• **What is needed**
Format every line of all the items below as a JSON list of strings, one string per line, and skip blank lines. Leave the pictures out of the answer.

• **Records for processing**
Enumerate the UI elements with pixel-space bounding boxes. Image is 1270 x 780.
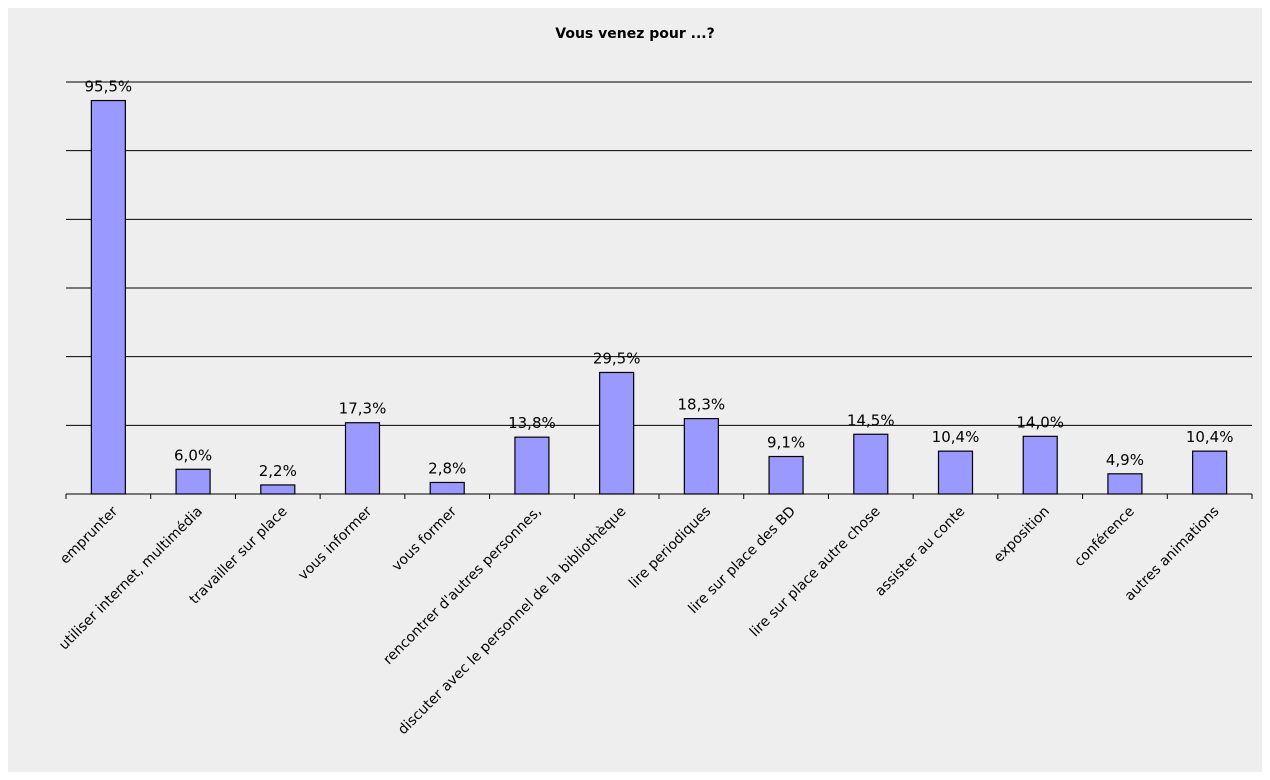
data-label: 14,0%: [1016, 413, 1064, 431]
bar: [599, 371, 635, 495]
bar: [1022, 435, 1058, 495]
category-label: travailler sur place: [187, 504, 291, 608]
data-label: 29,5%: [593, 349, 641, 367]
bar: [853, 433, 889, 495]
data-label: 2,8%: [428, 459, 466, 477]
bar: [260, 484, 296, 495]
bar: [429, 481, 465, 495]
bar: [175, 468, 211, 495]
bar: [683, 418, 719, 495]
data-label: 10,4%: [1186, 428, 1234, 446]
chart-area: [8, 8, 1262, 772]
data-label: 14,5%: [847, 411, 895, 429]
bar: [768, 455, 804, 495]
data-label: 2,2%: [259, 462, 297, 480]
data-label: 17,3%: [339, 400, 387, 418]
chart-title: Vous venez pour ...?: [555, 26, 715, 42]
data-label: 4,9%: [1106, 451, 1144, 469]
data-label: 95,5%: [85, 78, 133, 96]
data-label: 10,4%: [932, 428, 980, 446]
bar: [937, 450, 974, 495]
category-label: conférence: [1071, 504, 1137, 570]
bar: [90, 99, 126, 495]
category-label: rencontrer d'autres personnes,: [380, 504, 544, 668]
category-label: utiliser internet, multimédia: [56, 504, 206, 654]
bar: [514, 436, 550, 495]
category-label: vous informer: [295, 503, 375, 583]
category-label: vous former: [389, 503, 460, 574]
category-label: emprunter: [57, 503, 121, 567]
data-label: 13,8%: [508, 414, 556, 432]
bar: [1192, 450, 1228, 495]
data-label: 18,3%: [678, 396, 726, 414]
category-label: exposition: [991, 504, 1053, 566]
category-label: lire periodiques: [626, 504, 714, 592]
data-label: 6,0%: [174, 446, 212, 464]
data-label: 9,1%: [767, 434, 805, 452]
category-label: assister au conte: [872, 504, 968, 600]
bar: [344, 422, 381, 495]
category-label: autres animations: [1122, 504, 1223, 605]
bar: [1107, 473, 1143, 495]
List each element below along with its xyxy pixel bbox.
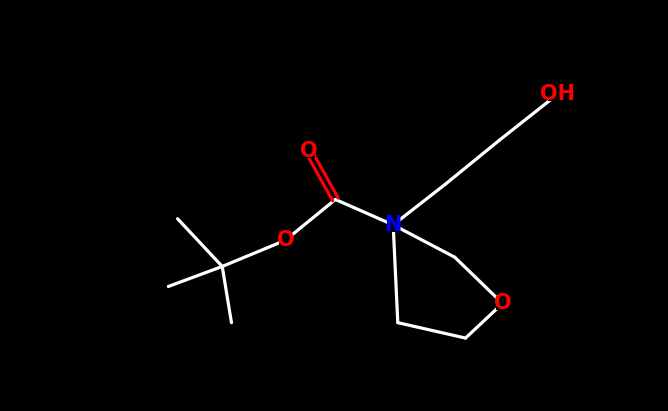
Text: O: O bbox=[277, 230, 294, 250]
Text: O: O bbox=[494, 293, 511, 314]
FancyBboxPatch shape bbox=[279, 233, 292, 247]
Text: OH: OH bbox=[540, 84, 575, 104]
Text: O: O bbox=[300, 141, 317, 161]
FancyBboxPatch shape bbox=[302, 144, 315, 158]
FancyBboxPatch shape bbox=[548, 87, 568, 101]
FancyBboxPatch shape bbox=[496, 296, 509, 310]
FancyBboxPatch shape bbox=[387, 218, 399, 232]
Text: N: N bbox=[385, 215, 402, 235]
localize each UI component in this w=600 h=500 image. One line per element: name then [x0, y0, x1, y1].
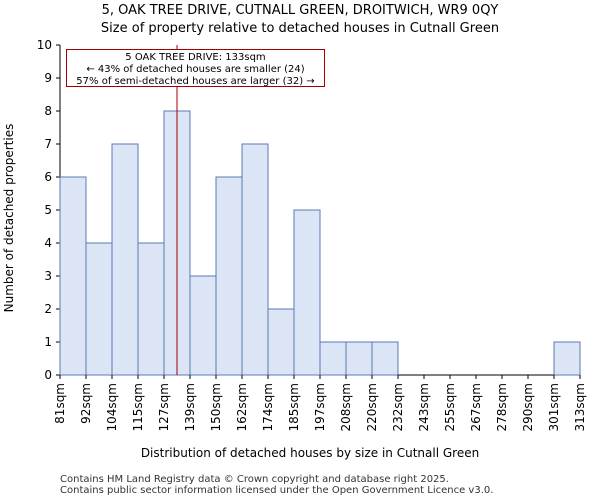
bar — [319, 341, 347, 376]
x-axis-label: Distribution of detached houses by size … — [141, 446, 479, 460]
y-tick-label: 6 — [44, 170, 52, 184]
bar — [345, 341, 373, 376]
y-axis-label: Number of detached properties — [2, 124, 16, 313]
x-tick-label: 197sqm — [313, 383, 327, 431]
footer-copyright: Contains HM Land Registry data © Crown c… — [60, 474, 449, 485]
bar — [59, 176, 87, 376]
chart-title: 5, OAK TREE DRIVE, CUTNALL GREEN, DROITW… — [101, 3, 499, 18]
chart-subtitle: Size of property relative to detached ho… — [100, 21, 500, 36]
x-tick-label: 313sqm — [573, 383, 587, 431]
x-tick-label: 185sqm — [287, 383, 301, 431]
bar — [111, 143, 139, 376]
bar — [241, 143, 269, 376]
x-tick-label: 301sqm — [547, 383, 561, 431]
annotation-line-2: ← 43% of detached houses are smaller (24… — [86, 64, 305, 75]
x-tick-label: 127sqm — [157, 383, 171, 431]
x-tick-label: 162sqm — [235, 383, 249, 431]
x-tick-label: 115sqm — [131, 383, 145, 431]
x-tick-label: 243sqm — [417, 383, 431, 431]
bar — [215, 176, 243, 376]
y-tick-label: 8 — [44, 104, 52, 118]
y-tick-label: 5 — [44, 203, 52, 217]
bar — [267, 308, 295, 376]
bar — [85, 242, 113, 376]
x-tick-label: 92sqm — [79, 383, 93, 424]
x-tick-label: 174sqm — [261, 383, 275, 431]
bar — [371, 341, 399, 376]
y-tick-label: 4 — [44, 236, 52, 250]
bar — [553, 341, 581, 376]
x-tick-label: 81sqm — [53, 383, 67, 424]
bar — [189, 275, 217, 376]
x-tick-label: 267sqm — [469, 383, 483, 431]
y-tick-label: 10 — [37, 38, 52, 52]
y-tick-label: 0 — [44, 368, 52, 382]
x-tick-label: 104sqm — [105, 383, 119, 431]
y-tick-label: 3 — [44, 269, 52, 283]
bar — [137, 242, 165, 376]
x-tick-label: 208sqm — [339, 383, 353, 431]
x-tick-label: 150sqm — [209, 383, 223, 431]
x-tick-label: 220sqm — [365, 383, 379, 431]
y-tick-label: 9 — [44, 71, 52, 85]
y-tick-label: 1 — [44, 335, 52, 349]
x-tick-label: 139sqm — [183, 383, 197, 431]
annotation-line-3: 57% of semi-detached houses are larger (… — [76, 76, 315, 87]
y-tick-label: 2 — [44, 302, 52, 316]
x-tick-label: 290sqm — [521, 383, 535, 431]
annotation-box: 5 OAK TREE DRIVE: 133sqm ← 43% of detach… — [66, 49, 325, 87]
x-tick-label: 278sqm — [495, 383, 509, 431]
x-tick-label: 255sqm — [443, 383, 457, 431]
bar — [293, 209, 321, 376]
y-tick-label: 7 — [44, 137, 52, 151]
annotation-line-1: 5 OAK TREE DRIVE: 133sqm — [125, 52, 266, 63]
x-tick-label: 232sqm — [391, 383, 405, 431]
footer-licence: Contains public sector information licen… — [60, 485, 494, 496]
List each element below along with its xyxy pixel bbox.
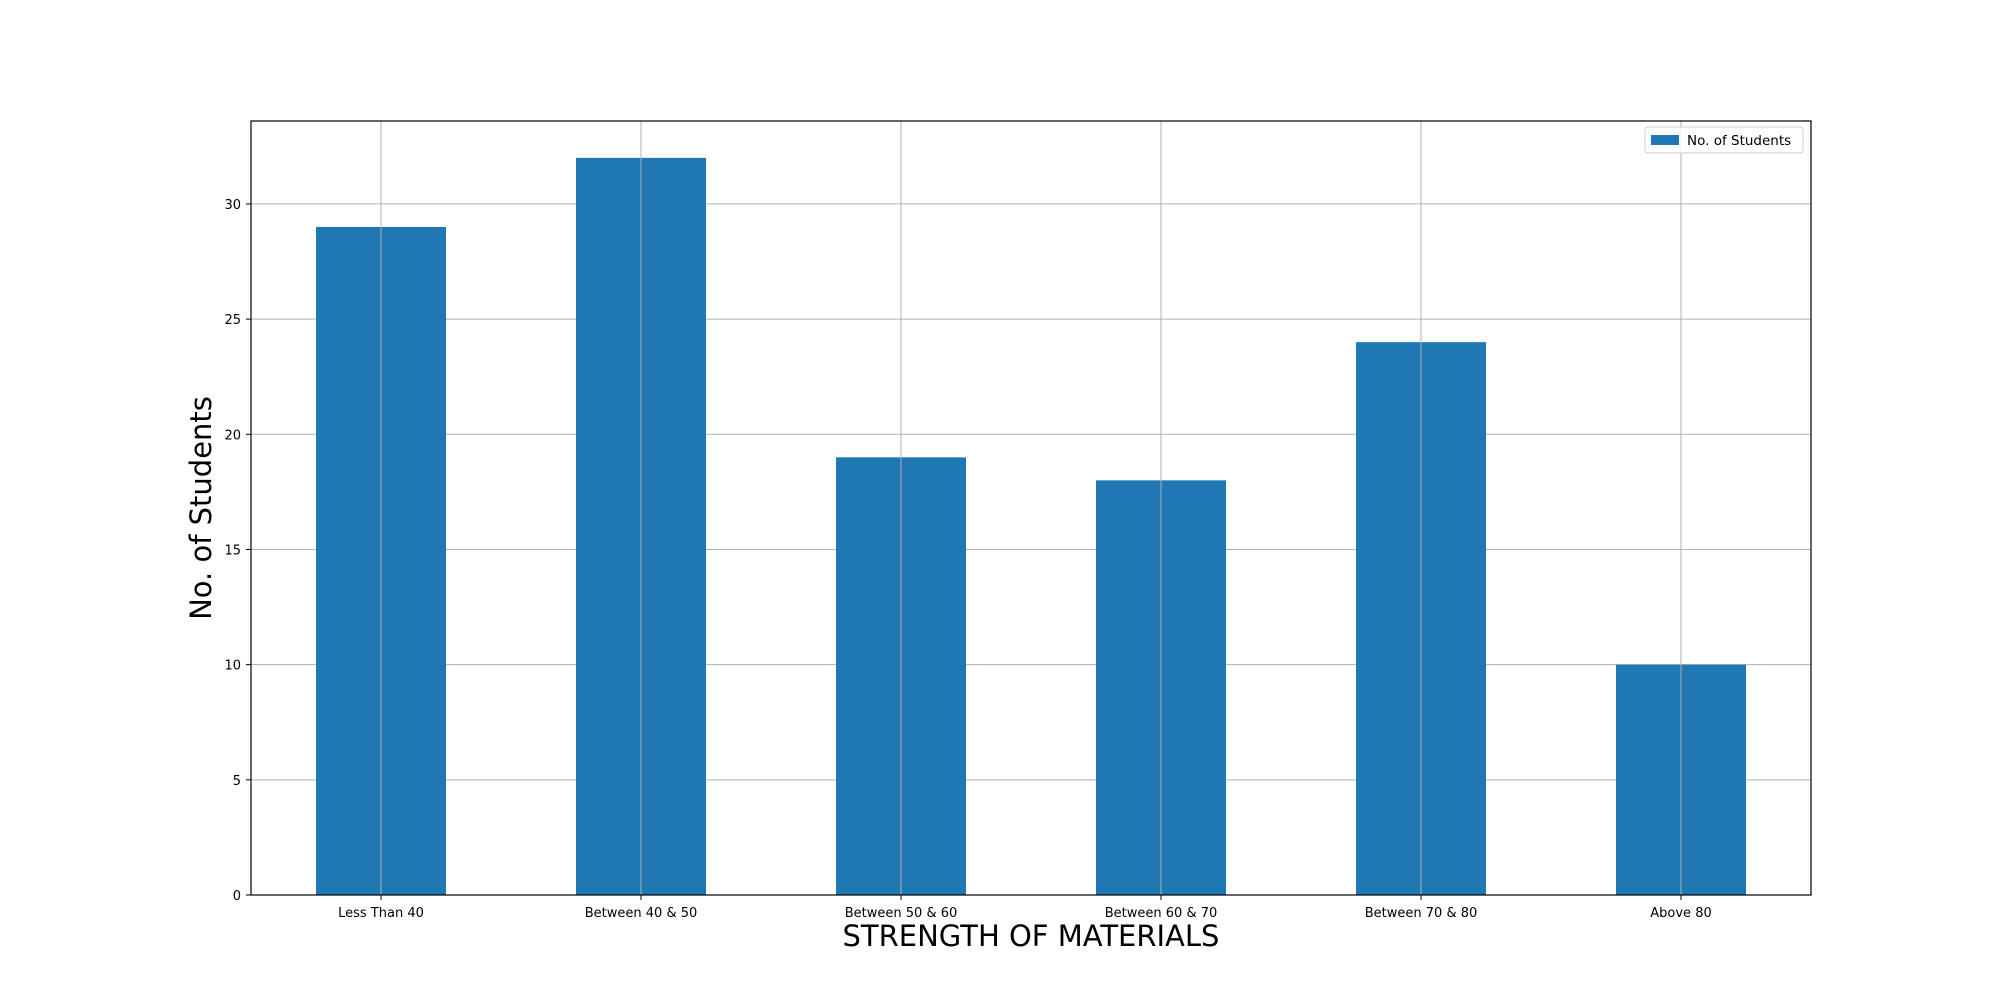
y-tick-label: 30 — [224, 198, 241, 213]
grid-lines — [251, 203, 1811, 896]
y-tick-label: 10 — [224, 659, 241, 674]
y-axis-title: No. of Students — [184, 396, 218, 620]
y-tick-label: 5 — [233, 774, 241, 789]
y-axis-ticks: 0 5 10 15 20 25 30 — [224, 198, 251, 904]
legend-box — [1644, 126, 1804, 154]
x-tick-label: Between 40 & 50 — [585, 906, 698, 921]
vertical-grid-lines — [380, 121, 1682, 895]
plot-frame — [250, 120, 1812, 896]
x-axis-ticks: Less Than 40 Between 40 & 50 Between 50 & … — [338, 895, 1712, 921]
bars — [316, 157, 1746, 896]
x-tick-label: Between 50 & 60 — [845, 906, 958, 921]
x-tick-label: Between 70 & 80 — [1365, 906, 1478, 921]
y-tick-label: 20 — [224, 428, 241, 443]
legend: No. of Students — [1644, 126, 1804, 154]
legend-label: No. of Students — [1687, 133, 1791, 149]
x-tick-label: Above 80 — [1650, 906, 1711, 921]
x-tick-label: Less Than 40 — [338, 906, 424, 921]
y-tick-label: 0 — [233, 889, 241, 904]
y-tick-label: 15 — [224, 543, 241, 558]
y-tick-label: 25 — [224, 313, 241, 328]
x-tick-label: Between 60 & 70 — [1105, 906, 1218, 921]
x-axis-title: STRENGTH OF MATERIALS — [843, 919, 1220, 953]
legend-swatch — [1651, 135, 1679, 145]
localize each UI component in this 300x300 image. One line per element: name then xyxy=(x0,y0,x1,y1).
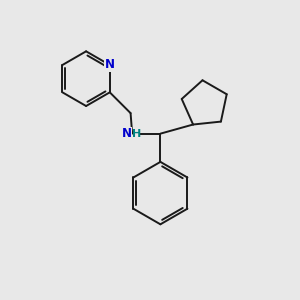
Text: N: N xyxy=(122,127,132,140)
Text: N: N xyxy=(105,58,115,71)
Text: H: H xyxy=(132,129,141,139)
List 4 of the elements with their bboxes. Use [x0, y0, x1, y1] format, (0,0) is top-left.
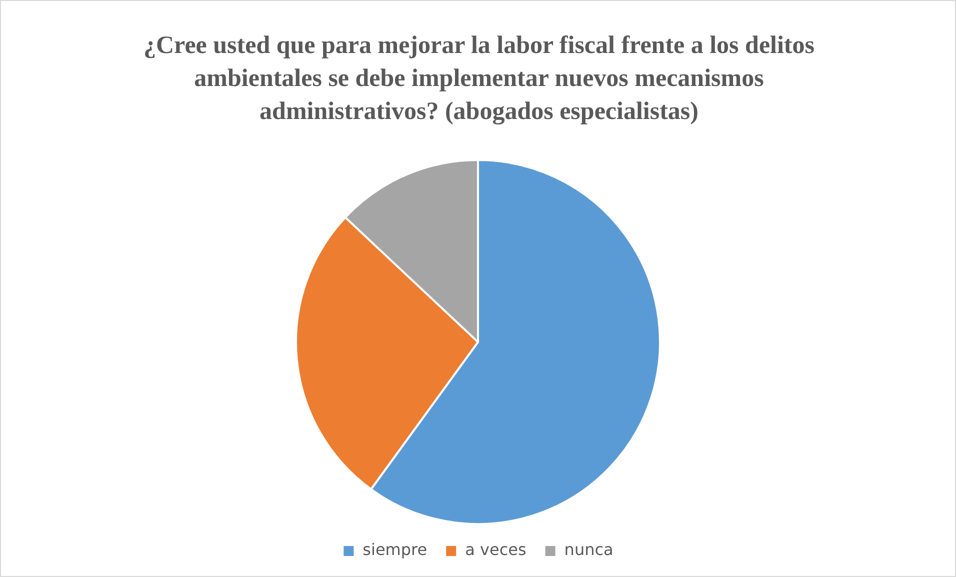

• **Response**
[
  "Enumerate the UI elements with pixel-space bounding boxes. Image is 1270 x 780.",
  "data-label: 14,0%: [1016, 413, 1064, 431]",
  "bar: [599, 371, 635, 495]",
  "bar: [1022, 435, 1058, 495]",
  "category-label: travailler sur place: [187, 504, 291, 608]",
  "data-label: 29,5%: [593, 349, 641, 367]",
  "bar: [853, 433, 889, 495]",
  "data-label: 2,8%: [428, 459, 466, 477]",
  "bar: [260, 484, 296, 495]",
  "bar: [429, 481, 465, 495]",
  "bar: [175, 468, 211, 495]",
  "bar: [683, 418, 719, 495]",
  "data-label: 10,4%: [1186, 428, 1234, 446]",
  "chart-area: [8, 8, 1262, 772]",
  "data-label: 14,5%: [847, 411, 895, 429]",
  "bar: [768, 455, 804, 495]",
  "data-label: 2,2%: [259, 462, 297, 480]",
  "data-label: 17,3%: [339, 400, 387, 418]",
  "chart-title: Vous venez pour ...?: [555, 26, 715, 42]",
  "data-label: 4,9%: [1106, 451, 1144, 469]",
  "data-label: 95,5%: [85, 78, 133, 96]",
  "data-label: 10,4%: [932, 428, 980, 446]",
  "bar: [937, 450, 974, 495]",
  "category-label: conférence: [1071, 504, 1137, 570]",
  "bar: [90, 99, 126, 495]",
  "category-label: rencontrer d'autres personnes,: [380, 504, 544, 668]",
  "category-label: utiliser internet, multimédia: [56, 504, 206, 654]",
  "bar: [514, 436, 550, 495]",
  "category-label: vous informer: [295, 503, 375, 583]",
  "category-label: vous former: [389, 503, 460, 574]",
  "category-label: emprunter: [57, 503, 121, 567]",
  "data-label: 13,8%: [508, 414, 556, 432]",
  "bar: [1192, 450, 1228, 495]",
  "data-label: 18,3%: [678, 396, 726, 414]",
  "category-label: exposition: [991, 504, 1053, 566]",
  "category-label: lire periodiques: [626, 504, 714, 592]",
  "data-label: 6,0%: [174, 446, 212, 464]",
  "data-label: 9,1%: [767, 434, 805, 452]",
  "category-label: assister au conte: [872, 504, 968, 600]",
  "bar: [344, 422, 381, 495]",
  "category-label: autres animations: [1122, 504, 1223, 605]",
  "bar: [1107, 473, 1143, 495]",
  "List each element below along with its xyxy pixel bbox.",
  "Text: O: O bbox=[277, 230, 294, 250]",
  "Text: O: O bbox=[494, 293, 511, 314]",
  "FancyBboxPatch shape bbox=[279, 233, 292, 247]",
  "Text: OH: OH bbox=[540, 84, 575, 104]",
  "Text: O: O bbox=[300, 141, 317, 161]",
  "FancyBboxPatch shape bbox=[302, 144, 315, 158]",
  "FancyBboxPatch shape bbox=[548, 87, 568, 101]",
  "FancyBboxPatch shape bbox=[496, 296, 509, 310]",
  "FancyBboxPatch shape bbox=[387, 218, 399, 232]",
  "Text: N: N bbox=[385, 215, 402, 235]",
  "localize each UI component in this w=600 h=500 image. One line per element: name then [x0, y0, x1, y1].",
  "bar — [319, 341, 347, 376]",
  "x-axis-label: Distribution of detached houses by size … — [141, 446, 479, 460]",
  "y-tick-label: 6 — [44, 170, 52, 184]",
  "bar — [345, 341, 373, 376]",
  "y-axis-label: Number of detached properties — [2, 124, 16, 313]",
  "x-tick-label: 197sqm — [313, 383, 327, 431]",
  "footer-copyright: Contains HM Land Registry data © Crown c… — [60, 474, 449, 485]",
  "bar — [59, 176, 87, 376]",
  "chart-title: 5, OAK TREE DRIVE, CUTNALL GREEN, DROITW… — [101, 3, 499, 18]",
  "chart-subtitle: Size of property relative to detached ho… — [100, 21, 500, 36]",
  "x-tick-label: 313sqm — [573, 383, 587, 431]",
  "x-tick-label: 185sqm — [287, 383, 301, 431]",
  "bar — [111, 143, 139, 376]",
  "bar — [241, 143, 269, 376]",
  "x-tick-label: 301sqm — [547, 383, 561, 431]",
  "annotation-line-2: ← 43% of detached houses are smaller (24… — [86, 64, 305, 75]",
  "x-tick-label: 127sqm — [157, 383, 171, 431]",
  "x-tick-label: 162sqm — [235, 383, 249, 431]",
  "x-tick-label: 115sqm — [131, 383, 145, 431]",
  "x-tick-label: 243sqm — [417, 383, 431, 431]",
  "bar — [215, 176, 243, 376]",
  "y-tick-label: 8 — [44, 104, 52, 118]",
  "y-tick-label: 5 — [44, 203, 52, 217]",
  "bar — [267, 308, 295, 376]",
  "bar — [85, 242, 113, 376]",
  "x-tick-label: 92sqm — [79, 383, 93, 424]",
  "x-tick-label: 174sqm — [261, 383, 275, 431]",
  "bar — [371, 341, 399, 376]",
  "y-tick-label: 4 — [44, 236, 52, 250]",
  "bar — [553, 341, 581, 376]",
  "x-tick-label: 81sqm — [53, 383, 67, 424]",
  "bar — [189, 275, 217, 376]",
  "x-tick-label: 267sqm — [469, 383, 483, 431]",
  "y-tick-label: 10 — [37, 38, 52, 52]",
  "y-tick-label: 0 — [44, 368, 52, 382]",
  "x-tick-label: 104sqm — [105, 383, 119, 431]",
  "y-tick-label: 3 — [44, 269, 52, 283]",
  "bar — [137, 242, 165, 376]",
  "x-tick-label: 208sqm — [339, 383, 353, 431]",
  "x-tick-label: 150sqm — [209, 383, 223, 431]",
  "x-tick-label: 220sqm — [365, 383, 379, 431]",
  "y-tick-label: 9 — [44, 71, 52, 85]",
  "y-tick-label: 1 — [44, 335, 52, 349]",
  "x-tick-label: 139sqm — [183, 383, 197, 431]",
  "annotation-line-3: 57% of semi-detached houses are larger (… — [76, 76, 315, 87]",
  "y-tick-label: 2 — [44, 302, 52, 316]",
  "x-tick-label: 290sqm — [521, 383, 535, 431]",
  "annotation-box: 5 OAK TREE DRIVE: 133sqm ← 43% of detach… — [66, 49, 325, 87]",
  "x-tick-label: 278sqm — [495, 383, 509, 431]",
  "x-tick-label: 255sqm — [443, 383, 457, 431]",
  "bar — [293, 209, 321, 376]",
  "y-tick-label: 7 — [44, 137, 52, 151]",
  "annotation-line-1: 5 OAK TREE DRIVE: 133sqm — [125, 52, 266, 63]",
  "x-tick-label: 232sqm — [391, 383, 405, 431]",
  "footer-licence: Contains public sector information licen… — [60, 485, 494, 496]",
  "List each element below along with its xyxy pixel bbox.",
  "y-tick-label: 30 — [224, 198, 241, 213]",
  "grid-lines — [251, 203, 1811, 896]",
  "y-tick-label: 10 — [224, 659, 241, 674]",
  "y-axis-title: No. of Students — [184, 396, 218, 620]",
  "y-tick-label: 5 — [233, 774, 241, 789]",
  "y-axis-ticks: 0 5 10 15 20 25 30 — [224, 198, 251, 904]",
  "legend-box — [1644, 126, 1804, 154]",
  "x-tick-label: Between 40 & 50 — [585, 906, 698, 921]",
  "vertical-grid-lines — [380, 121, 1682, 895]",
  "plot-frame — [250, 120, 1812, 896]",
  "x-axis-ticks: Less Than 40 Between 40 & 50 Between 50 & … — [338, 895, 1712, 921]",
  "bars — [316, 157, 1746, 896]",
  "x-tick-label: Between 50 & 60 — [845, 906, 958, 921]",
  "x-tick-label: Between 70 & 80 — [1365, 906, 1478, 921]",
  "y-tick-label: 20 — [224, 428, 241, 443]",
  "legend: No. of Students — [1644, 126, 1804, 154]",
  "legend-label: No. of Students — [1687, 133, 1791, 149]",
  "x-tick-label: Above 80 — [1650, 906, 1711, 921]",
  "x-tick-label: Less Than 40 — [338, 906, 424, 921]",
  "y-tick-label: 0 — [233, 889, 241, 904]",
  "y-tick-label: 15 — [224, 543, 241, 558]",
  "y-tick-label: 25 — [224, 313, 241, 328]",
  "x-tick-label: Between 60 & 70 — [1105, 906, 1218, 921]",
  "x-axis-title: STRENGTH OF MATERIALS — [843, 919, 1220, 953]",
  "legend-swatch — [1651, 135, 1679, 145]",
  "localize each UI component in this 300x300 image. One line per element: name then xyxy=(x0,y0,x1,y1).",
  "Text: N: N xyxy=(122,127,132,140)",
  "Text: N: N xyxy=(105,58,115,71)",
  "Text: H: H xyxy=(132,129,141,139)",
  "List 4 of the elements with their bboxes. Use [x0, y0, x1, y1] format, (0,0) is top-left."
]